--- begin INFORMATION SUPPLIED ---
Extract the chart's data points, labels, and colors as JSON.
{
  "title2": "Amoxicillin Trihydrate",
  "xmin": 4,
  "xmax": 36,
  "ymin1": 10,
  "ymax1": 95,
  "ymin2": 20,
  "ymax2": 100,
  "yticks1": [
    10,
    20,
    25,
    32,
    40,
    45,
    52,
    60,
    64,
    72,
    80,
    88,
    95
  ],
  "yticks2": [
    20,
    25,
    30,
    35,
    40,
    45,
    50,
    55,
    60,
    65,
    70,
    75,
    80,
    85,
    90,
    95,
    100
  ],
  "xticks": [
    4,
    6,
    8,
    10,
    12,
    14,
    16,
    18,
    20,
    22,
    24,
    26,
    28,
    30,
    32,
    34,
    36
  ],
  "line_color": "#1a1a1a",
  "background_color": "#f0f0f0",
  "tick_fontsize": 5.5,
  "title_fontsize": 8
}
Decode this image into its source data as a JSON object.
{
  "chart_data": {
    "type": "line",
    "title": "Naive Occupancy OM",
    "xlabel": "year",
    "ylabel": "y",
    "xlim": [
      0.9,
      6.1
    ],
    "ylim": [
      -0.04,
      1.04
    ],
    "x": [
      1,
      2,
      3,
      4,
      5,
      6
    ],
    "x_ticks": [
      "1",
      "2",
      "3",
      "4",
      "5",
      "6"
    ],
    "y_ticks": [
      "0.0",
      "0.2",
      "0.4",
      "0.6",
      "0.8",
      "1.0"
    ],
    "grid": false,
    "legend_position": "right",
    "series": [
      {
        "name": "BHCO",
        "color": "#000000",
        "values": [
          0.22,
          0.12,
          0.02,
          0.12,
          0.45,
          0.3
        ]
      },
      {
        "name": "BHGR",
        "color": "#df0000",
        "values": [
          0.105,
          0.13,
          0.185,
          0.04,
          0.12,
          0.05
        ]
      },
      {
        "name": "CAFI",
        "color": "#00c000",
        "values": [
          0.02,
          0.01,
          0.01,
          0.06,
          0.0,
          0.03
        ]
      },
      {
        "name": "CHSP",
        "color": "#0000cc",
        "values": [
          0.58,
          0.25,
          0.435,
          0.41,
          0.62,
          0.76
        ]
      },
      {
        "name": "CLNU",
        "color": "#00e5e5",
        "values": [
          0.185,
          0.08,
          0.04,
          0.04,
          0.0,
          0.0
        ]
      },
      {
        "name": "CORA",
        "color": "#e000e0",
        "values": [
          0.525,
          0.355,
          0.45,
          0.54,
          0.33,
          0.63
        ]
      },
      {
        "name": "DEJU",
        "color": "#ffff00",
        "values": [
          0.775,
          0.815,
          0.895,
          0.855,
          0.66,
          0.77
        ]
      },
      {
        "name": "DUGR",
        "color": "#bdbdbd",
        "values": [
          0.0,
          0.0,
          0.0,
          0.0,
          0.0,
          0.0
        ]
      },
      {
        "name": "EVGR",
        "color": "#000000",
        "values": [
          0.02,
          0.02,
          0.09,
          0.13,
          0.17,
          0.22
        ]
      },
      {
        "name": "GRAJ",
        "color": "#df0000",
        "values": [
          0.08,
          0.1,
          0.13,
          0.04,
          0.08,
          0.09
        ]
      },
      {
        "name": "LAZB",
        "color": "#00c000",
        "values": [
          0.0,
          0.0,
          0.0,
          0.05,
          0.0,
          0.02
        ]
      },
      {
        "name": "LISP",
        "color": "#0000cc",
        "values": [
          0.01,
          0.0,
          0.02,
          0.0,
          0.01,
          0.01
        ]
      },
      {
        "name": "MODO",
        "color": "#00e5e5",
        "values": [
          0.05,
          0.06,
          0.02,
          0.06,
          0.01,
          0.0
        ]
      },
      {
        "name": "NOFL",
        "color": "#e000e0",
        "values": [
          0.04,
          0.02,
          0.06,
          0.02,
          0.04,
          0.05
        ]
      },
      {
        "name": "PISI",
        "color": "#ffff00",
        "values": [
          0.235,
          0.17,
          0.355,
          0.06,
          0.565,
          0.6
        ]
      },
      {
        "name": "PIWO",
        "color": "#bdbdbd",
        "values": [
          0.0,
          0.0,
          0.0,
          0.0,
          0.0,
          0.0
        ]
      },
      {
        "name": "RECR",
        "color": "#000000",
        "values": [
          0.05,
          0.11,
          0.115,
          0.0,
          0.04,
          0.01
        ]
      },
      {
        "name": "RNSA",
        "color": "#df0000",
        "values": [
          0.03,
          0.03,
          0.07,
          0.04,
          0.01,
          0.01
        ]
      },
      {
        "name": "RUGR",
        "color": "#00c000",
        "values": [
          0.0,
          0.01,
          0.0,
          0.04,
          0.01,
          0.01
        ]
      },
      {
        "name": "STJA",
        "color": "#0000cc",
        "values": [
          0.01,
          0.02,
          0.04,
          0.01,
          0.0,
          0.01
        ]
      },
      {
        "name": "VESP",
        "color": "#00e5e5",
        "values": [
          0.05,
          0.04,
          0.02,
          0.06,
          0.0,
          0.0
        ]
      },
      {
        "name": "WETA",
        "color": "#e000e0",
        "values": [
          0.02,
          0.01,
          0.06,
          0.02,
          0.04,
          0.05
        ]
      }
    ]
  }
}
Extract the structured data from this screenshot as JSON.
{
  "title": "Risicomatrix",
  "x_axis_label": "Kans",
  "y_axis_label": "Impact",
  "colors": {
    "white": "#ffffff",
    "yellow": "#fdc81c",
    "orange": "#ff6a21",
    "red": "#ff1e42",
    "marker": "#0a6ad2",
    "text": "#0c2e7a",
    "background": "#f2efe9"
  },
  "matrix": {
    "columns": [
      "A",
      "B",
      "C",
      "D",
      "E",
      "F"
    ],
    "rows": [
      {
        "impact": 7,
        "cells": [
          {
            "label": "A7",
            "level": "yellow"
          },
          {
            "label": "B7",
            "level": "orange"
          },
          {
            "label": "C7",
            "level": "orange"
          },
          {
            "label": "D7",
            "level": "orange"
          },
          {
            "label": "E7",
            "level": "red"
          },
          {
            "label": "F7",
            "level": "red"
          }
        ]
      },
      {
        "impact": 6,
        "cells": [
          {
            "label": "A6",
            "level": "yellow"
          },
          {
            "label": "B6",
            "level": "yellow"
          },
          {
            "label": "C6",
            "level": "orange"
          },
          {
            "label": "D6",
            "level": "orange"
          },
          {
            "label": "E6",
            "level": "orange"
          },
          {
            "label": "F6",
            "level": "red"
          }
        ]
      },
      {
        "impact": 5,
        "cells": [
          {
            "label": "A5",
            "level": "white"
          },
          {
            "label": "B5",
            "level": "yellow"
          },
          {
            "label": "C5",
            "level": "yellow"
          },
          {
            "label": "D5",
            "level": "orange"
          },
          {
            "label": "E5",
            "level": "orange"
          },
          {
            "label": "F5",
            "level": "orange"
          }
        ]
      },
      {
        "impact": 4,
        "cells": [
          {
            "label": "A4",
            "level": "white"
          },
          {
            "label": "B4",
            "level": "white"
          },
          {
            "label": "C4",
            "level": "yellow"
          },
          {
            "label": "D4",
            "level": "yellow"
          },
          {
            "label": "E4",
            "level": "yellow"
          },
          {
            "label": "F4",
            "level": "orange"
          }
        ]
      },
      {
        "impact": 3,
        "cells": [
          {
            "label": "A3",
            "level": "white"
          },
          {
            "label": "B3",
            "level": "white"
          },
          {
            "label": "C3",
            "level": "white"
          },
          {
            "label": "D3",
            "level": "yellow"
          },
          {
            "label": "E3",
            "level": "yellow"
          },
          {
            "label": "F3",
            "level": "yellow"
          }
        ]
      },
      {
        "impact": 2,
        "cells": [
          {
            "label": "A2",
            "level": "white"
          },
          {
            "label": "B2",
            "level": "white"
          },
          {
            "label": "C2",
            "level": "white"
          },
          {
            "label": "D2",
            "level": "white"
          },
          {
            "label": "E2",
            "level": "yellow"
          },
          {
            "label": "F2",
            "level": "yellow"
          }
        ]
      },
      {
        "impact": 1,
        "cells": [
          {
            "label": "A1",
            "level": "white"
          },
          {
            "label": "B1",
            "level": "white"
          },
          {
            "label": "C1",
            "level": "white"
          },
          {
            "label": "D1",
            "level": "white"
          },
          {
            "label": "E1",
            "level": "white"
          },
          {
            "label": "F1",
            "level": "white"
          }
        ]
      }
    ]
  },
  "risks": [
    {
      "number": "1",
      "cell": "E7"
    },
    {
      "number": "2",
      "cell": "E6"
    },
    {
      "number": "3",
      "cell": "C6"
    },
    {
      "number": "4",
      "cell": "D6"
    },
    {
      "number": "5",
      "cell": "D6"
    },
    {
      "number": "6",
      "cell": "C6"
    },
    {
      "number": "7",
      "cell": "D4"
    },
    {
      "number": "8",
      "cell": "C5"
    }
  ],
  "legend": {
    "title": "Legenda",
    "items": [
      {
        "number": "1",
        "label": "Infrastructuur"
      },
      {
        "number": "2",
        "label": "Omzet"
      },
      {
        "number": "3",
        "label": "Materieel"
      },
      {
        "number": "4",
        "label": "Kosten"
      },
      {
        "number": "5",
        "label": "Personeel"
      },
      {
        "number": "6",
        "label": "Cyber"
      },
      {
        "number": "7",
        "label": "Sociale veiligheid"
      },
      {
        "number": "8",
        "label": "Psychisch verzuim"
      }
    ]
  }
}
--- end INFORMATION SUPPLIED ---
WORK TO COMPLETE: Copy each line above containing the string "this".

FULL OUTPUT:
Decode this image into its source data as a JSON object.
Extract the structured data from this screenshot as JSON.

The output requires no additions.